------ Material for this task ------
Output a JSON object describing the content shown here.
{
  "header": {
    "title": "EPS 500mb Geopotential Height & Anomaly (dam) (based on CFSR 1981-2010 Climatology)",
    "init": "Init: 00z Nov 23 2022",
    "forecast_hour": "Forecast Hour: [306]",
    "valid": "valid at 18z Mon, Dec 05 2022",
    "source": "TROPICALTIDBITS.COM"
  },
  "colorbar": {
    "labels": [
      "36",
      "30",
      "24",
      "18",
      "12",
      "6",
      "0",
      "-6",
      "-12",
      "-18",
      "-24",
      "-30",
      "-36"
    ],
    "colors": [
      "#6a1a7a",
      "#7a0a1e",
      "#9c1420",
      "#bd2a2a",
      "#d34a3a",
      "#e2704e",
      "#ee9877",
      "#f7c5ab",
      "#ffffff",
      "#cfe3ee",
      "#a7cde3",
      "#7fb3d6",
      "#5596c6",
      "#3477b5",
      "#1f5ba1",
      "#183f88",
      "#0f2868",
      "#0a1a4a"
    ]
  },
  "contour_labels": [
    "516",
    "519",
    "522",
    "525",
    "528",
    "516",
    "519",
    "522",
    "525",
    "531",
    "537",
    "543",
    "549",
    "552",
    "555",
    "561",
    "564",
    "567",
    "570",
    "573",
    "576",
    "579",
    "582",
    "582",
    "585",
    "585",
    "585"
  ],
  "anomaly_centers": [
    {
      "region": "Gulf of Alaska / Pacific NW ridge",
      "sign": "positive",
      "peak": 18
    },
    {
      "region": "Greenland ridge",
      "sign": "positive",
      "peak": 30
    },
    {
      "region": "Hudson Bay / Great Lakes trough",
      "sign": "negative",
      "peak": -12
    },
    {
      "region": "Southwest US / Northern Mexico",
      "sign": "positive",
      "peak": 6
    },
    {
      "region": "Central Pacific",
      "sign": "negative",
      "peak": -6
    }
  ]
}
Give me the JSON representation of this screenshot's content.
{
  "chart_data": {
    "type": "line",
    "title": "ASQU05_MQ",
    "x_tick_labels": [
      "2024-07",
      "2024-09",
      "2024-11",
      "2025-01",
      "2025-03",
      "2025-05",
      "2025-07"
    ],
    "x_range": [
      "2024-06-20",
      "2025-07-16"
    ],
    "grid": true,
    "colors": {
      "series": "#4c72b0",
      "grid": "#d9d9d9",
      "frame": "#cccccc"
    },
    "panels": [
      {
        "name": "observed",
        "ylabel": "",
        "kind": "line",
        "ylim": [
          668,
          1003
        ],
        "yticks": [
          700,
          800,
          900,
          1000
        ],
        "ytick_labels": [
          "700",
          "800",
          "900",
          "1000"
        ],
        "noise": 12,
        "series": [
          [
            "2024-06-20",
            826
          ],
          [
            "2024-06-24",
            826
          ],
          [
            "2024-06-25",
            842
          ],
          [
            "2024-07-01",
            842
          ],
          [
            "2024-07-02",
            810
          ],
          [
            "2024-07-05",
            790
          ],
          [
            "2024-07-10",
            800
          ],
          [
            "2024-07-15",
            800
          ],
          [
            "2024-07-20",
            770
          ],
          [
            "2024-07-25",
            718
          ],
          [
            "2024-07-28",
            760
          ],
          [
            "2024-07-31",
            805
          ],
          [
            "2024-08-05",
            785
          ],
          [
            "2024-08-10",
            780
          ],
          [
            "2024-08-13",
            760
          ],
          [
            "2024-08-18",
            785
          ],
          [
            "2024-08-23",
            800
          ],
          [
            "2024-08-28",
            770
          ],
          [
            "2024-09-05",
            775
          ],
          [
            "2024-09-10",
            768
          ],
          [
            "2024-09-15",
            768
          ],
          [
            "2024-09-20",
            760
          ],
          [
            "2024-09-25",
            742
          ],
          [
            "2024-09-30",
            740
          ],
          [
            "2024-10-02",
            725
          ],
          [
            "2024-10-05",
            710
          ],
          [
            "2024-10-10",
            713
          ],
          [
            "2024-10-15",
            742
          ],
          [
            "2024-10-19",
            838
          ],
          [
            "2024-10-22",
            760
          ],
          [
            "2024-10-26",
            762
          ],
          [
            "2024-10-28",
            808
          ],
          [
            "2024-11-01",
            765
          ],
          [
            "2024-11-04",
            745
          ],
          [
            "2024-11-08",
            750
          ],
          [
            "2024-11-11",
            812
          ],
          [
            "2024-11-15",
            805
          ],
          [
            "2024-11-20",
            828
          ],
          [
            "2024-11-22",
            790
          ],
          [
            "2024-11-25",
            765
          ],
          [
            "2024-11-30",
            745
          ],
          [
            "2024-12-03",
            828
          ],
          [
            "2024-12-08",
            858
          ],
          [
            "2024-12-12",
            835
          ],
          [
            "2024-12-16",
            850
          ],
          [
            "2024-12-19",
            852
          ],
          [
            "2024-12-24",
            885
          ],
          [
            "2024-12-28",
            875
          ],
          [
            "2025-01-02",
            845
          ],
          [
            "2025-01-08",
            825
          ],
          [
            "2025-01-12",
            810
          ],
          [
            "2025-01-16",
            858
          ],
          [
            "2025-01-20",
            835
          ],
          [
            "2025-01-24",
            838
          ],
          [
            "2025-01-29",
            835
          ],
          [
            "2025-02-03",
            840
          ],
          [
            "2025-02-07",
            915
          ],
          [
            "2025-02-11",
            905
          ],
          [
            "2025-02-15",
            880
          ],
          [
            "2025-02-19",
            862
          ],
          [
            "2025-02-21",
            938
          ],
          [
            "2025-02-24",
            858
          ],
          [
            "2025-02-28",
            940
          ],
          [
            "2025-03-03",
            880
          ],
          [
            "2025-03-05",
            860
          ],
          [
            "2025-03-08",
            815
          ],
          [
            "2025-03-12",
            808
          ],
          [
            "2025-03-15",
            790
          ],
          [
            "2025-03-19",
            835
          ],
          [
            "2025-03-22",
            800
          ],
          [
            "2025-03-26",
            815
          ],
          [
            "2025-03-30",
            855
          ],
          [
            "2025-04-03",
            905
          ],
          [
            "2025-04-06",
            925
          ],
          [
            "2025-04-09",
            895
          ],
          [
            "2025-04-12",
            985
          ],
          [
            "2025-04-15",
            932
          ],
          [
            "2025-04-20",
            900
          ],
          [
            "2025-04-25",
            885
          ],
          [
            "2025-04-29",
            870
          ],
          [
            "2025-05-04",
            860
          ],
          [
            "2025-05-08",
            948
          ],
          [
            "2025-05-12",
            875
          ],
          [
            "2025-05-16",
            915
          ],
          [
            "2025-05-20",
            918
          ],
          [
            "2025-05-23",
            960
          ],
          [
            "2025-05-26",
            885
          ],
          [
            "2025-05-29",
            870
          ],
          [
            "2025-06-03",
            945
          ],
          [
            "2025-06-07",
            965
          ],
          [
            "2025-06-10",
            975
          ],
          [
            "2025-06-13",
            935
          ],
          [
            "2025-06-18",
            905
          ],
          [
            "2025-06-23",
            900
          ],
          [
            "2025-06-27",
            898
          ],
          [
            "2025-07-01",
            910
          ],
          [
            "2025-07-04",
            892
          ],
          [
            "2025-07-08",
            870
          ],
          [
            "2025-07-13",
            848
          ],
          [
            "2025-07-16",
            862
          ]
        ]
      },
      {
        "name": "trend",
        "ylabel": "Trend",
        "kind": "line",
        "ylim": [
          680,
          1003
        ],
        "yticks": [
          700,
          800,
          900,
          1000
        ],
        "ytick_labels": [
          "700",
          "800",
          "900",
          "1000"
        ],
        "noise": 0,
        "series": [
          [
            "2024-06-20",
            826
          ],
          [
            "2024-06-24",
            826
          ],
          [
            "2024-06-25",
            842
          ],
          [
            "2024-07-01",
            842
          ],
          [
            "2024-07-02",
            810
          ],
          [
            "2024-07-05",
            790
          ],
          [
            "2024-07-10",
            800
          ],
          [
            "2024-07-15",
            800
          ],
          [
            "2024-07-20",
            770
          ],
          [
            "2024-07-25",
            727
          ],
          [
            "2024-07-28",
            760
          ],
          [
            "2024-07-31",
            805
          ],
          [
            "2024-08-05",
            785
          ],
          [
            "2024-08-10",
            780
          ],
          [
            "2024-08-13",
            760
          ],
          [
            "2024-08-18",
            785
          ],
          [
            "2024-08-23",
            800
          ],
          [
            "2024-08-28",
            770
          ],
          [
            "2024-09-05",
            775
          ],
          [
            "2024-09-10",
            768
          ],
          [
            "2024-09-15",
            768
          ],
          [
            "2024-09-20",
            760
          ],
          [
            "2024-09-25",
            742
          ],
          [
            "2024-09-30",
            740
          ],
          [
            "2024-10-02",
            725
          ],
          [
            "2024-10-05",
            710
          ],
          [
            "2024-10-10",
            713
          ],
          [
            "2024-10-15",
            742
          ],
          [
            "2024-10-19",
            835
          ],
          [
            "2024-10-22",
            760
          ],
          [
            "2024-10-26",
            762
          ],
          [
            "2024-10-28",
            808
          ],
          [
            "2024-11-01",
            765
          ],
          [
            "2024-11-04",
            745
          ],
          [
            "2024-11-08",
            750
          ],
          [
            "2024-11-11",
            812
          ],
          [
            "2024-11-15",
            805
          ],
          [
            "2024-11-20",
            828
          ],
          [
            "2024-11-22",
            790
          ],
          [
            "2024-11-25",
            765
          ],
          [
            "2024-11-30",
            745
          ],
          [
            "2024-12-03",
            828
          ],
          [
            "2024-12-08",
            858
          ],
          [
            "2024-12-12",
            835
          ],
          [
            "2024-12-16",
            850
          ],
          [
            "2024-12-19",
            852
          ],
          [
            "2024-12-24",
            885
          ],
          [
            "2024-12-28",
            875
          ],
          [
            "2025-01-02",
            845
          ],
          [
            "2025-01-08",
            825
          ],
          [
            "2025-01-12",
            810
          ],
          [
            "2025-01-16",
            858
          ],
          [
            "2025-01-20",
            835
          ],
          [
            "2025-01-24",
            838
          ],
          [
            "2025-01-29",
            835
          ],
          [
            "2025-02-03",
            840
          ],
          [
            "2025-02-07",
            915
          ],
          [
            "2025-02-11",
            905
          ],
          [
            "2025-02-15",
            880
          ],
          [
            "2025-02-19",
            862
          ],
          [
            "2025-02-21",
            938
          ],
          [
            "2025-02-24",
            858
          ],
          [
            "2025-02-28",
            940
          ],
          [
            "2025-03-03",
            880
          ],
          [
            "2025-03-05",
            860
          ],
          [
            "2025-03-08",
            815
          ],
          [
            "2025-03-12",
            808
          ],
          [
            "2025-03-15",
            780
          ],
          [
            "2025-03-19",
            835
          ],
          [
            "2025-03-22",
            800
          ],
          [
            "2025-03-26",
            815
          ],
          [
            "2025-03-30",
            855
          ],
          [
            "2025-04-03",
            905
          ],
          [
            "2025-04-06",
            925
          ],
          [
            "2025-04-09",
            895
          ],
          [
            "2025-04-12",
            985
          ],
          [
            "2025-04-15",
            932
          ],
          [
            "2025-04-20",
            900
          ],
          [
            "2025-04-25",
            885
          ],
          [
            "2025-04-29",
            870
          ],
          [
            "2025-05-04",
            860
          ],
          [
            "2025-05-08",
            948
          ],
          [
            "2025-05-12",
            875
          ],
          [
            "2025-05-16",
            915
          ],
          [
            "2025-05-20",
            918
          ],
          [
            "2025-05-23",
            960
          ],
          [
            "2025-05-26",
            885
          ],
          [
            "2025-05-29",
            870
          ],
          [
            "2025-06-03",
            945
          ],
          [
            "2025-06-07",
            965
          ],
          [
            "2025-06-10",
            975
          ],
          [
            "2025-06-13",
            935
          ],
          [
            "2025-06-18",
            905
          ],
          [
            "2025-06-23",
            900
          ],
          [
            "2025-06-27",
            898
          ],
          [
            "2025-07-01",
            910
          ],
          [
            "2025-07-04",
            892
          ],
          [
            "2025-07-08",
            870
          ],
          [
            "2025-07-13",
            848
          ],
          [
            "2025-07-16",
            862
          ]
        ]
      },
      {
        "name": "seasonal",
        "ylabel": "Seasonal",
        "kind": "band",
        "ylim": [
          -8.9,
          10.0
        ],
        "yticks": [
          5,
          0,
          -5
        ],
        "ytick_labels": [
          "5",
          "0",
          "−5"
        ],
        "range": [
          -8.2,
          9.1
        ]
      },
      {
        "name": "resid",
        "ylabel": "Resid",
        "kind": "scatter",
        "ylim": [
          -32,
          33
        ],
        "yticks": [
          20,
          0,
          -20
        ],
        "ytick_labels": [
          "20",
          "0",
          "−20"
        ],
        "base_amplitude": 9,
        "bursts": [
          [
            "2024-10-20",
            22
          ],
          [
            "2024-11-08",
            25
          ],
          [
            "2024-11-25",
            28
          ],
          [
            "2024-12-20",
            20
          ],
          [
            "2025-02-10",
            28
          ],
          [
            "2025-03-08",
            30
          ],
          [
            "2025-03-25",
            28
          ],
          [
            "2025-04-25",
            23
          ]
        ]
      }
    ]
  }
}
------
Track down all lines above with the string "title" and copy them.

    "title": "EPS 500mb Geopotential Height & Anomaly (dam) (based on CFSR 1981-2010 Climatology)",
    "title": "ASQU05_MQ",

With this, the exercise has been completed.